### Short task
Repeat the whole listing exactly.

### Records shown
____________

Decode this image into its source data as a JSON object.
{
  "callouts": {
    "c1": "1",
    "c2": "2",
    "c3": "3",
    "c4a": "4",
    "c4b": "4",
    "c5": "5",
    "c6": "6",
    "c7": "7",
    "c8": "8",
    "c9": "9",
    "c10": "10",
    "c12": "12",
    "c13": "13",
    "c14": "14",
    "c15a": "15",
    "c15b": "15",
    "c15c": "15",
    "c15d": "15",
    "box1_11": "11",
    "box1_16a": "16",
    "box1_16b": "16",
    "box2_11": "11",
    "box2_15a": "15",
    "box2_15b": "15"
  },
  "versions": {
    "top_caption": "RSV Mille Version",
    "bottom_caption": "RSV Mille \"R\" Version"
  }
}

____________

### Result of the task
Decode this image into its source data as a JSON object.
{
  "callouts": {
    "c1": "1",
    "c2": "2",
    "c3": "3",
    "c4a": "4",
    "c4b": "4",
    "c5": "5",
    "c6": "6",
    "c7": "7",
    "c8": "8",
    "c9": "9",
    "c10": "10",
    "c12": "12",
    "c13": "13",
    "c14": "14",
    "c15a": "15",
    "c15b": "15",
    "c15c": "15",
    "c15d": "15",
    "box1_11": "11",
    "box1_16a": "16",
    "box1_16b": "16",
    "box2_11": "11",
    "box2_15a": "15",
    "box2_15b": "15"
  },
  "versions": {
    "top_caption": "RSV Mille Version",
    "bottom_caption": "RSV Mille \"R\" Version"
  }
}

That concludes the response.